--- Entries from a dataset ---
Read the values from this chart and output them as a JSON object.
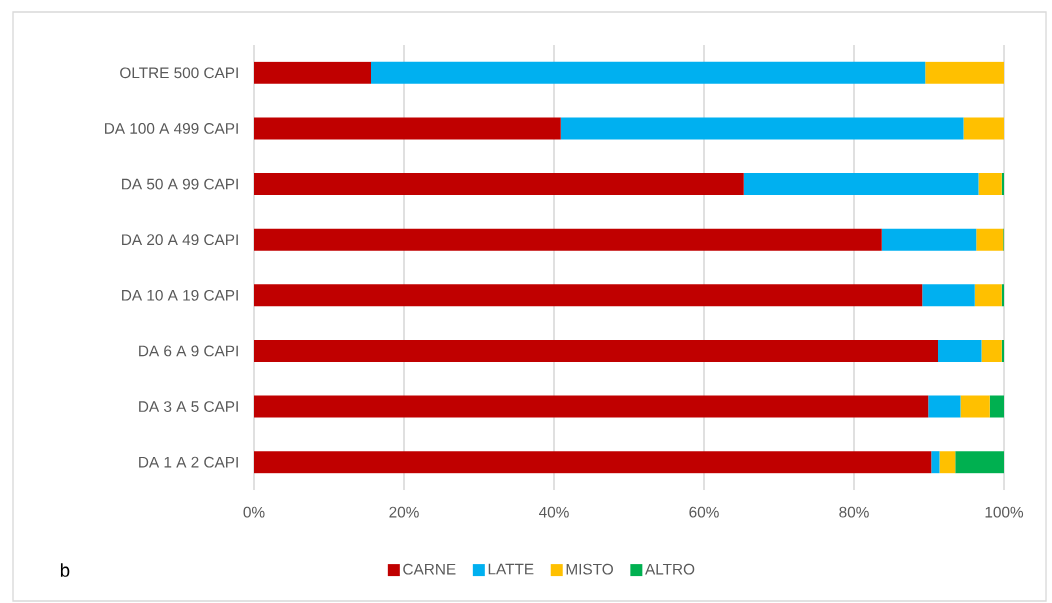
{
  "chart_data": {
    "type": "bar",
    "orientation": "horizontal",
    "stacked": true,
    "categories": [
      "OLTRE 500 CAPI",
      "DA 100 A 499 CAPI",
      "DA 50 A 99 CAPI",
      "DA 20 A 49 CAPI",
      "DA 10 A 19 CAPI",
      "DA 6 A 9 CAPI",
      "DA 3 A 5 CAPI",
      "DA 1 A 2 CAPI"
    ],
    "series": [
      {
        "name": "CARNE",
        "color": "#c00000",
        "values": [
          15.6,
          40.9,
          65.3,
          83.7,
          89.1,
          91.2,
          89.9,
          90.3
        ]
      },
      {
        "name": "LATTE",
        "color": "#00b0f0",
        "values": [
          73.9,
          53.7,
          31.3,
          12.6,
          7.0,
          5.8,
          4.3,
          1.1
        ]
      },
      {
        "name": "MISTO",
        "color": "#ffc000",
        "values": [
          10.5,
          5.4,
          3.1,
          3.6,
          3.6,
          2.7,
          3.9,
          2.1
        ]
      },
      {
        "name": "ALTRO",
        "color": "#00b050",
        "values": [
          0,
          0,
          0.3,
          0.1,
          0.3,
          0.3,
          1.9,
          6.5
        ]
      }
    ],
    "xlim": [
      0,
      100
    ],
    "xticks": [
      {
        "value": 0,
        "label": "0%"
      },
      {
        "value": 20,
        "label": "20%"
      },
      {
        "value": 40,
        "label": "40%"
      },
      {
        "value": 60,
        "label": "60%"
      },
      {
        "value": 80,
        "label": "80%"
      },
      {
        "value": 100,
        "label": "100%"
      }
    ],
    "grid": "x",
    "legend": "bottom",
    "annotations": [
      "b"
    ]
  }
}
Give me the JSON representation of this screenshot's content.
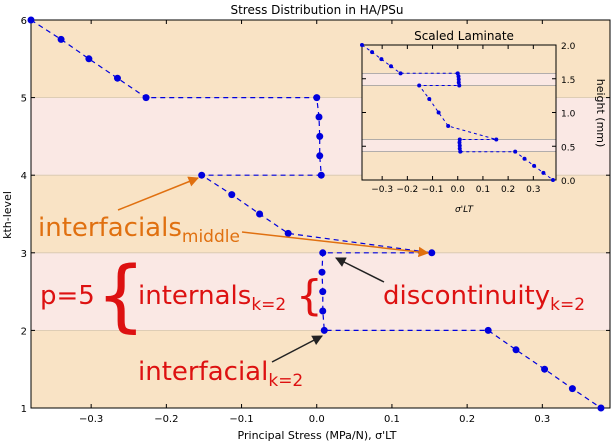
{
  "chart_data": [
    {
      "type": "line",
      "title": "Stress Distribution in HA/PSu",
      "xlabel": "Principal Stress (MPa/N), σ'LT",
      "ylabel": "kth-level",
      "xlim": [
        -0.38,
        0.39
      ],
      "ylim": [
        1,
        6
      ],
      "xticks": [
        "−0.3",
        "−0.2",
        "−0.1",
        "0.0",
        "0.1",
        "0.2",
        "0.3"
      ],
      "xtick_values": [
        -0.3,
        -0.2,
        -0.1,
        0.0,
        0.1,
        0.2,
        0.3
      ],
      "yticks": [
        "1",
        "2",
        "3",
        "4",
        "5",
        "6"
      ],
      "ytick_values": [
        1,
        2,
        3,
        4,
        5,
        6
      ],
      "bands": [
        {
          "from": 1,
          "to": 2,
          "color": "#f9e3c5"
        },
        {
          "from": 2,
          "to": 3,
          "color": "#fae8e4"
        },
        {
          "from": 3,
          "to": 4,
          "color": "#f9e3c5"
        },
        {
          "from": 4,
          "to": 5,
          "color": "#fae8e4"
        },
        {
          "from": 5,
          "to": 6,
          "color": "#f9e3c5"
        }
      ],
      "series": [
        {
          "color": "#0000dd",
          "style": "dashed-with-markers",
          "points": [
            {
              "x": -0.38,
              "y": 6.0
            },
            {
              "x": -0.34,
              "y": 5.75
            },
            {
              "x": -0.303,
              "y": 5.5
            },
            {
              "x": -0.265,
              "y": 5.25
            },
            {
              "x": -0.227,
              "y": 5.0
            },
            {
              "x": 0.0,
              "y": 5.0
            },
            {
              "x": 0.003,
              "y": 4.75
            },
            {
              "x": 0.004,
              "y": 4.5
            },
            {
              "x": 0.004,
              "y": 4.25
            },
            {
              "x": 0.006,
              "y": 4.0
            },
            {
              "x": -0.153,
              "y": 4.0
            },
            {
              "x": -0.113,
              "y": 3.75
            },
            {
              "x": -0.076,
              "y": 3.5
            },
            {
              "x": -0.038,
              "y": 3.25
            },
            {
              "x": 0.153,
              "y": 3.0
            },
            {
              "x": 0.008,
              "y": 3.0
            },
            {
              "x": 0.007,
              "y": 2.75
            },
            {
              "x": 0.008,
              "y": 2.5
            },
            {
              "x": 0.008,
              "y": 2.25
            },
            {
              "x": 0.01,
              "y": 2.0
            },
            {
              "x": 0.228,
              "y": 2.0
            },
            {
              "x": 0.265,
              "y": 1.75
            },
            {
              "x": 0.303,
              "y": 1.5
            },
            {
              "x": 0.34,
              "y": 1.25
            },
            {
              "x": 0.378,
              "y": 1.0
            }
          ]
        }
      ],
      "annotations": [
        {
          "text": "interfacials",
          "sub": "middle",
          "color": "#e07010"
        },
        {
          "text": "p=5",
          "color": "#dd1111"
        },
        {
          "text": "internals",
          "sub": "k=2",
          "color": "#dd1111"
        },
        {
          "text": "discontinuity",
          "sub": "k=2",
          "color": "#dd1111"
        },
        {
          "text": "interfacial",
          "sub": "k=2",
          "color": "#dd1111"
        }
      ]
    },
    {
      "type": "line",
      "title": "Scaled Laminate",
      "xlabel": "σ'LT",
      "ylabel": "height (mm)",
      "xlim": [
        -0.38,
        0.39
      ],
      "ylim": [
        0,
        2
      ],
      "xticks": [
        "−0.3",
        "−0.2",
        "−0.1",
        "0.0",
        "0.1",
        "0.2",
        "0.3"
      ],
      "xtick_values": [
        -0.3,
        -0.2,
        -0.1,
        0.0,
        0.1,
        0.2,
        0.3
      ],
      "yticks": [
        "0.0",
        "0.5",
        "1.0",
        "1.5",
        "2.0"
      ],
      "ytick_values": [
        0,
        0.5,
        1.0,
        1.5,
        2.0
      ],
      "bands": [
        {
          "from": 0,
          "to": 0.42,
          "color": "#f9e3c5"
        },
        {
          "from": 0.42,
          "to": 0.6,
          "color": "#fae8e4"
        },
        {
          "from": 0.6,
          "to": 1.4,
          "color": "#f9e3c5"
        },
        {
          "from": 1.4,
          "to": 1.58,
          "color": "#fae8e4"
        },
        {
          "from": 1.58,
          "to": 2.0,
          "color": "#f9e3c5"
        }
      ],
      "series": [
        {
          "color": "#0000dd",
          "style": "dashed-with-markers",
          "points": [
            {
              "x": -0.38,
              "y": 2.0
            },
            {
              "x": -0.34,
              "y": 1.895
            },
            {
              "x": -0.303,
              "y": 1.79
            },
            {
              "x": -0.265,
              "y": 1.685
            },
            {
              "x": -0.227,
              "y": 1.58
            },
            {
              "x": 0.0,
              "y": 1.58
            },
            {
              "x": 0.003,
              "y": 1.535
            },
            {
              "x": 0.004,
              "y": 1.49
            },
            {
              "x": 0.004,
              "y": 1.445
            },
            {
              "x": 0.006,
              "y": 1.4
            },
            {
              "x": -0.153,
              "y": 1.4
            },
            {
              "x": -0.113,
              "y": 1.2
            },
            {
              "x": -0.076,
              "y": 1.0
            },
            {
              "x": -0.038,
              "y": 0.8
            },
            {
              "x": 0.153,
              "y": 0.6
            },
            {
              "x": 0.008,
              "y": 0.6
            },
            {
              "x": 0.007,
              "y": 0.555
            },
            {
              "x": 0.008,
              "y": 0.51
            },
            {
              "x": 0.008,
              "y": 0.465
            },
            {
              "x": 0.01,
              "y": 0.42
            },
            {
              "x": 0.228,
              "y": 0.42
            },
            {
              "x": 0.265,
              "y": 0.315
            },
            {
              "x": 0.303,
              "y": 0.21
            },
            {
              "x": 0.34,
              "y": 0.105
            },
            {
              "x": 0.378,
              "y": 0.0
            }
          ]
        }
      ]
    }
  ]
}
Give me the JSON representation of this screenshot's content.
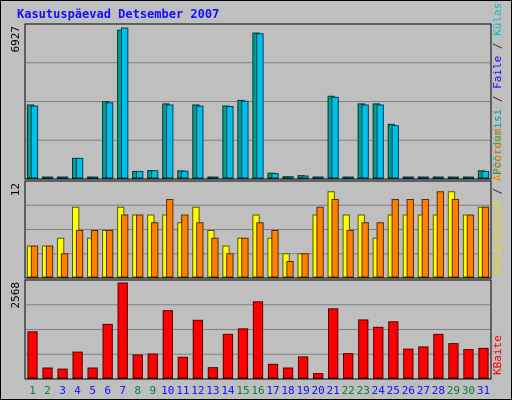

--- Do this ---
Ignore the images and quote every line of the listing exactly.

--- Finished answer ---
Read the values from this chart and output them as a JSON object.
{
  "chart_data": {
    "type": "bar",
    "orientation": "horizontal",
    "stacked": true,
    "categories": [
      "OLTRE 500 CAPI",
      "DA 100 A 499 CAPI",
      "DA 50 A 99 CAPI",
      "DA 20 A 49 CAPI",
      "DA 10 A 19 CAPI",
      "DA 6 A 9 CAPI",
      "DA 3 A 5 CAPI",
      "DA 1 A 2 CAPI"
    ],
    "series": [
      {
        "name": "CARNE",
        "color": "#c00000",
        "values": [
          15.6,
          40.9,
          65.3,
          83.7,
          89.1,
          91.2,
          89.9,
          90.3
        ]
      },
      {
        "name": "LATTE",
        "color": "#00b0f0",
        "values": [
          73.9,
          53.7,
          31.3,
          12.6,
          7.0,
          5.8,
          4.3,
          1.1
        ]
      },
      {
        "name": "MISTO",
        "color": "#ffc000",
        "values": [
          10.5,
          5.4,
          3.1,
          3.6,
          3.6,
          2.7,
          3.9,
          2.1
        ]
      },
      {
        "name": "ALTRO",
        "color": "#00b050",
        "values": [
          0,
          0,
          0.3,
          0.1,
          0.3,
          0.3,
          1.9,
          6.5
        ]
      }
    ],
    "xlim": [
      0,
      100
    ],
    "xticks": [
      {
        "value": 0,
        "label": "0%"
      },
      {
        "value": 20,
        "label": "20%"
      },
      {
        "value": 40,
        "label": "40%"
      },
      {
        "value": 60,
        "label": "60%"
      },
      {
        "value": 80,
        "label": "80%"
      },
      {
        "value": 100,
        "label": "100%"
      }
    ],
    "grid": "x",
    "legend": "bottom",
    "annotations": [
      "b"
    ]
  }
}
Give me the JSON representation of this screenshot's content.
{
  "chart_data": [
    {
      "type": "line",
      "title": "Stress Distribution in HA/PSu",
      "xlabel": "Principal Stress (MPa/N), σ'LT",
      "ylabel": "kth-level",
      "xlim": [
        -0.38,
        0.39
      ],
      "ylim": [
        1,
        6
      ],
      "xticks": [
        "−0.3",
        "−0.2",
        "−0.1",
        "0.0",
        "0.1",
        "0.2",
        "0.3"
      ],
      "xtick_values": [
        -0.3,
        -0.2,
        -0.1,
        0.0,
        0.1,
        0.2,
        0.3
      ],
      "yticks": [
        "1",
        "2",
        "3",
        "4",
        "5",
        "6"
      ],
      "ytick_values": [
        1,
        2,
        3,
        4,
        5,
        6
      ],
      "bands": [
        {
          "from": 1,
          "to": 2,
          "color": "#f9e3c5"
        },
        {
          "from": 2,
          "to": 3,
          "color": "#fae8e4"
        },
        {
          "from": 3,
          "to": 4,
          "color": "#f9e3c5"
        },
        {
          "from": 4,
          "to": 5,
          "color": "#fae8e4"
        },
        {
          "from": 5,
          "to": 6,
          "color": "#f9e3c5"
        }
      ],
      "series": [
        {
          "color": "#0000dd",
          "style": "dashed-with-markers",
          "points": [
            {
              "x": -0.38,
              "y": 6.0
            },
            {
              "x": -0.34,
              "y": 5.75
            },
            {
              "x": -0.303,
              "y": 5.5
            },
            {
              "x": -0.265,
              "y": 5.25
            },
            {
              "x": -0.227,
              "y": 5.0
            },
            {
              "x": 0.0,
              "y": 5.0
            },
            {
              "x": 0.003,
              "y": 4.75
            },
            {
              "x": 0.004,
              "y": 4.5
            },
            {
              "x": 0.004,
              "y": 4.25
            },
            {
              "x": 0.006,
              "y": 4.0
            },
            {
              "x": -0.153,
              "y": 4.0
            },
            {
              "x": -0.113,
              "y": 3.75
            },
            {
              "x": -0.076,
              "y": 3.5
            },
            {
              "x": -0.038,
              "y": 3.25
            },
            {
              "x": 0.153,
              "y": 3.0
            },
            {
              "x": 0.008,
              "y": 3.0
            },
            {
              "x": 0.007,
              "y": 2.75
            },
            {
              "x": 0.008,
              "y": 2.5
            },
            {
              "x": 0.008,
              "y": 2.25
            },
            {
              "x": 0.01,
              "y": 2.0
            },
            {
              "x": 0.228,
              "y": 2.0
            },
            {
              "x": 0.265,
              "y": 1.75
            },
            {
              "x": 0.303,
              "y": 1.5
            },
            {
              "x": 0.34,
              "y": 1.25
            },
            {
              "x": 0.378,
              "y": 1.0
            }
          ]
        }
      ],
      "annotations": [
        {
          "text": "interfacials",
          "sub": "middle",
          "color": "#e07010"
        },
        {
          "text": "p=5",
          "color": "#dd1111"
        },
        {
          "text": "internals",
          "sub": "k=2",
          "color": "#dd1111"
        },
        {
          "text": "discontinuity",
          "sub": "k=2",
          "color": "#dd1111"
        },
        {
          "text": "interfacial",
          "sub": "k=2",
          "color": "#dd1111"
        }
      ]
    },
    {
      "type": "line",
      "title": "Scaled Laminate",
      "xlabel": "σ'LT",
      "ylabel": "height (mm)",
      "xlim": [
        -0.38,
        0.39
      ],
      "ylim": [
        0,
        2
      ],
      "xticks": [
        "−0.3",
        "−0.2",
        "−0.1",
        "0.0",
        "0.1",
        "0.2",
        "0.3"
      ],
      "xtick_values": [
        -0.3,
        -0.2,
        -0.1,
        0.0,
        0.1,
        0.2,
        0.3
      ],
      "yticks": [
        "0.0",
        "0.5",
        "1.0",
        "1.5",
        "2.0"
      ],
      "ytick_values": [
        0,
        0.5,
        1.0,
        1.5,
        2.0
      ],
      "bands": [
        {
          "from": 0,
          "to": 0.42,
          "color": "#f9e3c5"
        },
        {
          "from": 0.42,
          "to": 0.6,
          "color": "#fae8e4"
        },
        {
          "from": 0.6,
          "to": 1.4,
          "color": "#f9e3c5"
        },
        {
          "from": 1.4,
          "to": 1.58,
          "color": "#fae8e4"
        },
        {
          "from": 1.58,
          "to": 2.0,
          "color": "#f9e3c5"
        }
      ],
      "series": [
        {
          "color": "#0000dd",
          "style": "dashed-with-markers",
          "points": [
            {
              "x": -0.38,
              "y": 2.0
            },
            {
              "x": -0.34,
              "y": 1.895
            },
            {
              "x": -0.303,
              "y": 1.79
            },
            {
              "x": -0.265,
              "y": 1.685
            },
            {
              "x": -0.227,
              "y": 1.58
            },
            {
              "x": 0.0,
              "y": 1.58
            },
            {
              "x": 0.003,
              "y": 1.535
            },
            {
              "x": 0.004,
              "y": 1.49
            },
            {
              "x": 0.004,
              "y": 1.445
            },
            {
              "x": 0.006,
              "y": 1.4
            },
            {
              "x": -0.153,
              "y": 1.4
            },
            {
              "x": -0.113,
              "y": 1.2
            },
            {
              "x": -0.076,
              "y": 1.0
            },
            {
              "x": -0.038,
              "y": 0.8
            },
            {
              "x": 0.153,
              "y": 0.6
            },
            {
              "x": 0.008,
              "y": 0.6
            },
            {
              "x": 0.007,
              "y": 0.555
            },
            {
              "x": 0.008,
              "y": 0.51
            },
            {
              "x": 0.008,
              "y": 0.465
            },
            {
              "x": 0.01,
              "y": 0.42
            },
            {
              "x": 0.228,
              "y": 0.42
            },
            {
              "x": 0.265,
              "y": 0.315
            },
            {
              "x": 0.303,
              "y": 0.21
            },
            {
              "x": 0.34,
              "y": 0.105
            },
            {
              "x": 0.378,
              "y": 0.0
            }
          ]
        }
      ]
    }
  ]
}
Give me the JSON representation of this screenshot's content.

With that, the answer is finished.